:: DATA FOR THE TASK ::
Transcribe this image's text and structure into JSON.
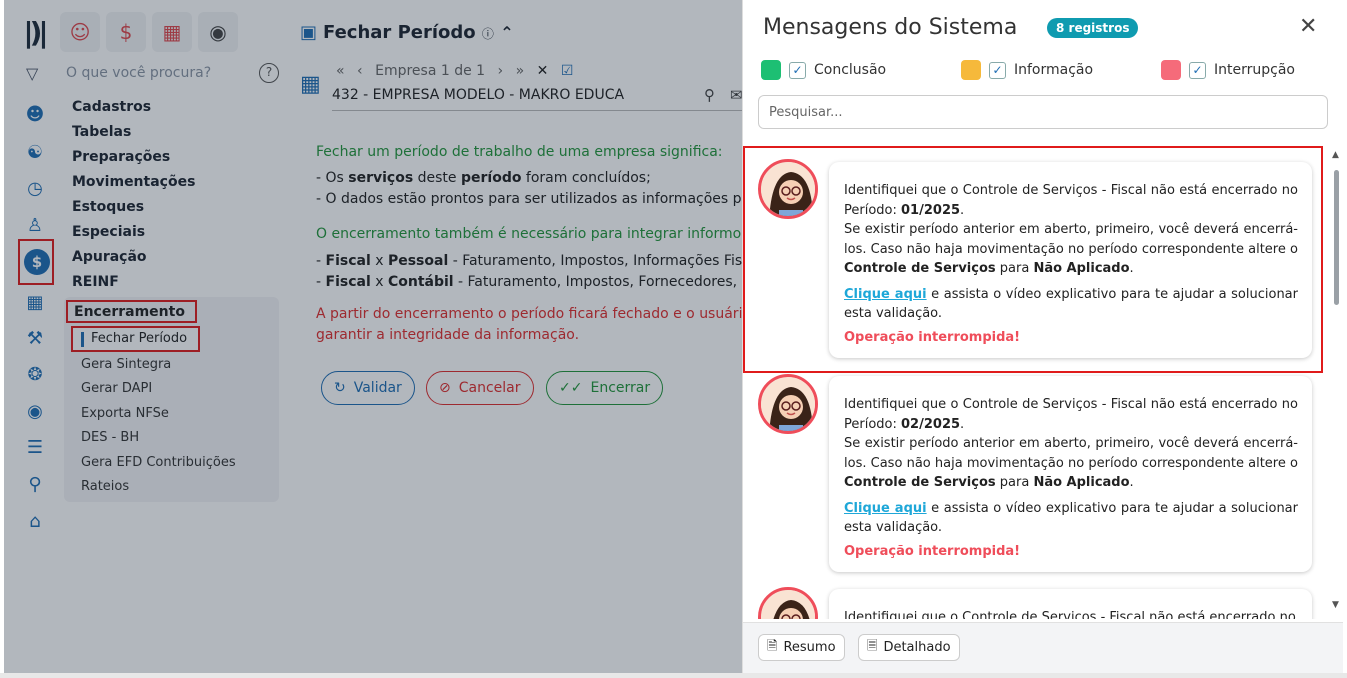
{
  "left": {
    "search_placeholder": "O que você procura?",
    "menu": [
      "Cadastros",
      "Tabelas",
      "Preparações",
      "Movimentações",
      "Estoques",
      "Especiais",
      "Apuração",
      "REINF"
    ],
    "submenu_header": "Encerramento",
    "submenu_selected": "Fechar Período",
    "submenu_items": [
      "Gera Sintegra",
      "Gerar DAPI",
      "Exporta NFSe",
      "DES - BH",
      "Gera EFD Contribuições",
      "Rateios"
    ]
  },
  "page": {
    "title": "Fechar Período",
    "company_nav": "Empresa 1 de 1",
    "company": "432 - EMPRESA MODELO - MAKRO EDUCA",
    "line1": "Fechar um período de trabalho de uma empresa significa:",
    "line2a": "- Os ",
    "line2b": "serviços",
    "line2c": " deste ",
    "line2d": "período",
    "line2e": " foram concluídos;",
    "line3": "- O dados estão prontos para ser utilizados as informações p",
    "line4": "O encerramento também é necessário para integrar informo",
    "line5a": "- ",
    "line5b": "Fiscal",
    "line5c": " x ",
    "line5d": "Pessoal",
    "line5e": " - Faturamento, Impostos, Informações Fisca",
    "line6a": "- ",
    "line6b": "Fiscal",
    "line6c": " x ",
    "line6d": "Contábil",
    "line6e": " - Faturamento, Impostos, Fornecedores, Cl",
    "line7": "A partir do encerramento o período ficará fechado e o usuári",
    "line8": "garantir a integridade da informação.",
    "btn_validar": "Validar",
    "btn_cancelar": "Cancelar",
    "btn_encerrar": "Encerrar"
  },
  "panel": {
    "title": "Mensagens do Sistema",
    "badge": "8 registros",
    "legend": [
      {
        "label": "Conclusão",
        "color": "#1dbf73"
      },
      {
        "label": "Informação",
        "color": "#f6b93b"
      },
      {
        "label": "Interrupção",
        "color": "#f56b7a"
      }
    ],
    "search_placeholder": "Pesquisar...",
    "messages": [
      {
        "p1": "Identifiquei que o Controle de Serviços - Fiscal não está encerrado no Período: ",
        "period": "01/2025",
        "p2": "Se existir período anterior em aberto, primeiro, você deverá encerrá-los. Caso não haja movimentação no período correspondente altere o ",
        "ctrl": "Controle de Serviços",
        "p3": " para ",
        "na": "Não Aplicado",
        "link": "Clique aqui",
        "p4": " e assista o vídeo explicativo para te ajudar a solucionar esta validação.",
        "status": "Operação interrompida!"
      },
      {
        "p1": "Identifiquei que o Controle de Serviços - Fiscal não está encerrado no Período: ",
        "period": "02/2025",
        "p2": "Se existir período anterior em aberto, primeiro, você deverá encerrá-los. Caso não haja movimentação no período correspondente altere o ",
        "ctrl": "Controle de Serviços",
        "p3": " para ",
        "na": "Não Aplicado",
        "link": "Clique aqui",
        "p4": " e assista o vídeo explicativo para te ajudar a solucionar esta validação.",
        "status": "Operação interrompida!"
      },
      {
        "p1": "Identifiquei que o Controle de Serviços - Fiscal não está encerrado no"
      }
    ],
    "footer": {
      "resumo": "Resumo",
      "detalhado": "Detalhado"
    }
  }
}
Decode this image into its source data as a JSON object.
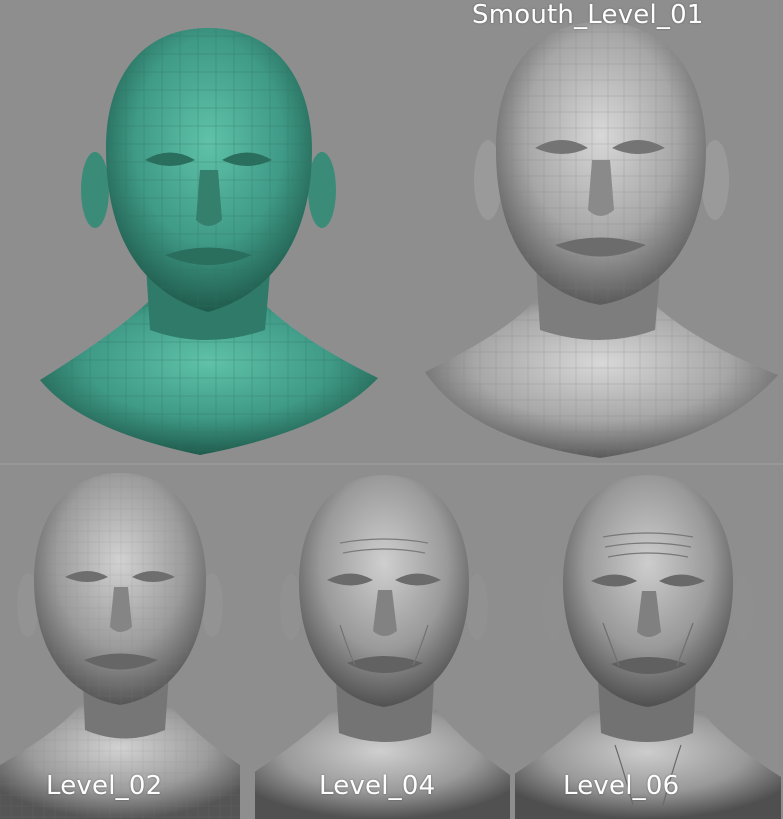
{
  "panels": {
    "base": {
      "label": "",
      "mesh_color": "#3f9a86",
      "shade_color": "#1f5a4c"
    },
    "smooth_01": {
      "label": "Smouth_Level_01",
      "mesh_color": "#a7a7a7",
      "shade_color": "#5a5a5a"
    },
    "level_02": {
      "label": "Level_02",
      "mesh_color": "#9c9c9c",
      "shade_color": "#555555"
    },
    "level_04": {
      "label": "Level_04",
      "mesh_color": "#9a9a9a",
      "shade_color": "#515151"
    },
    "level_06": {
      "label": "Level_06",
      "mesh_color": "#999999",
      "shade_color": "#4f4f4f"
    }
  },
  "background_color": "#8e8e8e"
}
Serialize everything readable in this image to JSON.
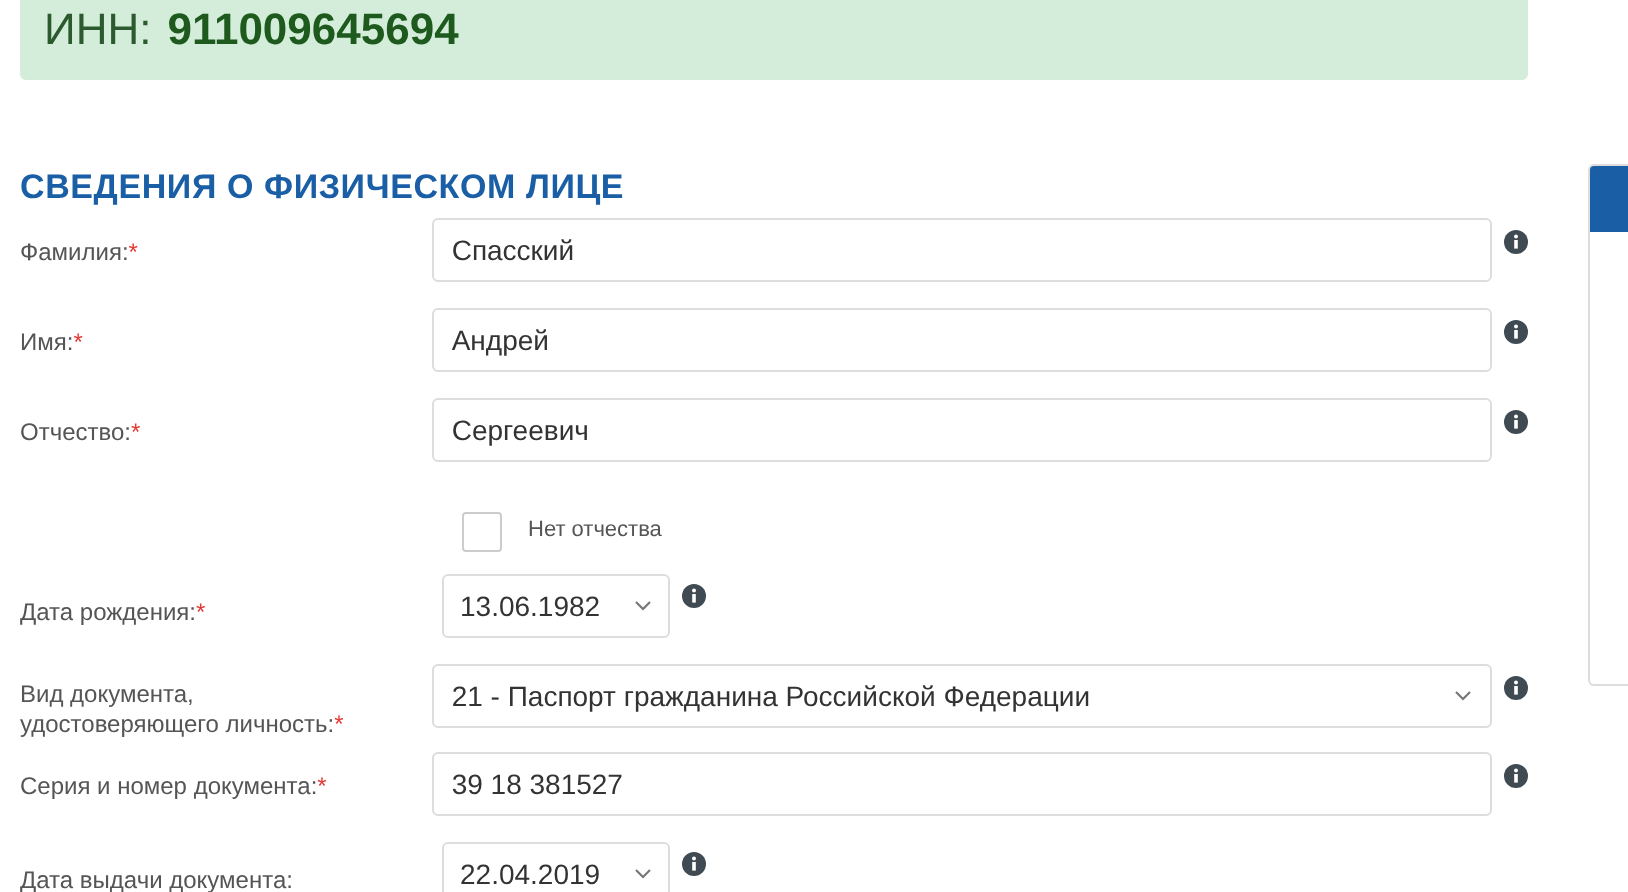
{
  "inn_banner": {
    "label": "ИНН:",
    "value": "911009645694"
  },
  "section_title": "СВЕДЕНИЯ О ФИЗИЧЕСКОМ ЛИЦЕ",
  "fields": [
    {
      "kind": "text",
      "label": "Фамилия:",
      "required_mark": "*",
      "value": "Спасский"
    },
    {
      "kind": "text",
      "label": "Имя:",
      "required_mark": "*",
      "value": "Андрей"
    },
    {
      "kind": "text",
      "label": "Отчество:",
      "required_mark": "*",
      "value": "Сергеевич"
    },
    {
      "kind": "checkbox",
      "label": "Нет отчества",
      "checked": false
    },
    {
      "kind": "date",
      "label": "Дата рождения:",
      "required_mark": "*",
      "value": "13.06.1982"
    },
    {
      "kind": "select",
      "label": "Вид документа, удостоверяющего личность:",
      "required_mark": "*",
      "value": "21 - Паспорт гражданина Российской Федерации"
    },
    {
      "kind": "text",
      "label": "Серия и номер документа:",
      "required_mark": "*",
      "value": "39 18 381527"
    },
    {
      "kind": "date",
      "label": "Дата выдачи документа:",
      "value": "22.04.2019"
    }
  ]
}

:: WHAT IS ASKED ::
All the records need to be repeated exactly, with the images dropped.

:: TASK RESULT ::
Transcribe this image's text and structure into JSON.
{
  "left": {
    "search_placeholder": "O que você procura?",
    "menu": [
      "Cadastros",
      "Tabelas",
      "Preparações",
      "Movimentações",
      "Estoques",
      "Especiais",
      "Apuração",
      "REINF"
    ],
    "submenu_header": "Encerramento",
    "submenu_selected": "Fechar Período",
    "submenu_items": [
      "Gera Sintegra",
      "Gerar DAPI",
      "Exporta NFSe",
      "DES - BH",
      "Gera EFD Contribuições",
      "Rateios"
    ]
  },
  "page": {
    "title": "Fechar Período",
    "company_nav": "Empresa 1 de 1",
    "company": "432 - EMPRESA MODELO - MAKRO EDUCA",
    "line1": "Fechar um período de trabalho de uma empresa significa:",
    "line2a": "- Os ",
    "line2b": "serviços",
    "line2c": " deste ",
    "line2d": "período",
    "line2e": " foram concluídos;",
    "line3": "- O dados estão prontos para ser utilizados as informações p",
    "line4": "O encerramento também é necessário para integrar informo",
    "line5a": "- ",
    "line5b": "Fiscal",
    "line5c": " x ",
    "line5d": "Pessoal",
    "line5e": " - Faturamento, Impostos, Informações Fisca",
    "line6a": "- ",
    "line6b": "Fiscal",
    "line6c": " x ",
    "line6d": "Contábil",
    "line6e": " - Faturamento, Impostos, Fornecedores, Cl",
    "line7": "A partir do encerramento o período ficará fechado e o usuári",
    "line8": "garantir a integridade da informação.",
    "btn_validar": "Validar",
    "btn_cancelar": "Cancelar",
    "btn_encerrar": "Encerrar"
  },
  "panel": {
    "title": "Mensagens do Sistema",
    "badge": "8 registros",
    "legend": [
      {
        "label": "Conclusão",
        "color": "#1dbf73"
      },
      {
        "label": "Informação",
        "color": "#f6b93b"
      },
      {
        "label": "Interrupção",
        "color": "#f56b7a"
      }
    ],
    "search_placeholder": "Pesquisar...",
    "messages": [
      {
        "p1": "Identifiquei que o Controle de Serviços - Fiscal não está encerrado no Período: ",
        "period": "01/2025",
        "p2": "Se existir período anterior em aberto, primeiro, você deverá encerrá-los. Caso não haja movimentação no período correspondente altere o ",
        "ctrl": "Controle de Serviços",
        "p3": " para ",
        "na": "Não Aplicado",
        "link": "Clique aqui",
        "p4": " e assista o vídeo explicativo para te ajudar a solucionar esta validação.",
        "status": "Operação interrompida!"
      },
      {
        "p1": "Identifiquei que o Controle de Serviços - Fiscal não está encerrado no Período: ",
        "period": "02/2025",
        "p2": "Se existir período anterior em aberto, primeiro, você deverá encerrá-los. Caso não haja movimentação no período correspondente altere o ",
        "ctrl": "Controle de Serviços",
        "p3": " para ",
        "na": "Não Aplicado",
        "link": "Clique aqui",
        "p4": " e assista o vídeo explicativo para te ajudar a solucionar esta validação.",
        "status": "Operação interrompida!"
      },
      {
        "p1": "Identifiquei que o Controle de Serviços - Fiscal não está encerrado no"
      }
    ],
    "footer": {
      "resumo": "Resumo",
      "detalhado": "Detalhado"
    }
  }
}
Decode this image into its source data as a JSON object.
{
  "panels": {
    "base": {
      "label": "",
      "mesh_color": "#3f9a86",
      "shade_color": "#1f5a4c"
    },
    "smooth_01": {
      "label": "Smouth_Level_01",
      "mesh_color": "#a7a7a7",
      "shade_color": "#5a5a5a"
    },
    "level_02": {
      "label": "Level_02",
      "mesh_color": "#9c9c9c",
      "shade_color": "#555555"
    },
    "level_04": {
      "label": "Level_04",
      "mesh_color": "#9a9a9a",
      "shade_color": "#515151"
    },
    "level_06": {
      "label": "Level_06",
      "mesh_color": "#999999",
      "shade_color": "#4f4f4f"
    }
  },
  "background_color": "#8e8e8e"
}
Serialize everything readable in this image to JSON.
{
  "inn_banner": {
    "label": "ИНН:",
    "value": "911009645694"
  },
  "section_title": "СВЕДЕНИЯ О ФИЗИЧЕСКОМ ЛИЦЕ",
  "fields": [
    {
      "kind": "text",
      "label": "Фамилия:",
      "required_mark": "*",
      "value": "Спасский"
    },
    {
      "kind": "text",
      "label": "Имя:",
      "required_mark": "*",
      "value": "Андрей"
    },
    {
      "kind": "text",
      "label": "Отчество:",
      "required_mark": "*",
      "value": "Сергеевич"
    },
    {
      "kind": "checkbox",
      "label": "Нет отчества",
      "checked": false
    },
    {
      "kind": "date",
      "label": "Дата рождения:",
      "required_mark": "*",
      "value": "13.06.1982"
    },
    {
      "kind": "select",
      "label": "Вид документа, удостоверяющего личность:",
      "required_mark": "*",
      "value": "21 - Паспорт гражданина Российской Федерации"
    },
    {
      "kind": "text",
      "label": "Серия и номер документа:",
      "required_mark": "*",
      "value": "39 18 381527"
    },
    {
      "kind": "date",
      "label": "Дата выдачи документа:",
      "value": "22.04.2019"
    }
  ]
}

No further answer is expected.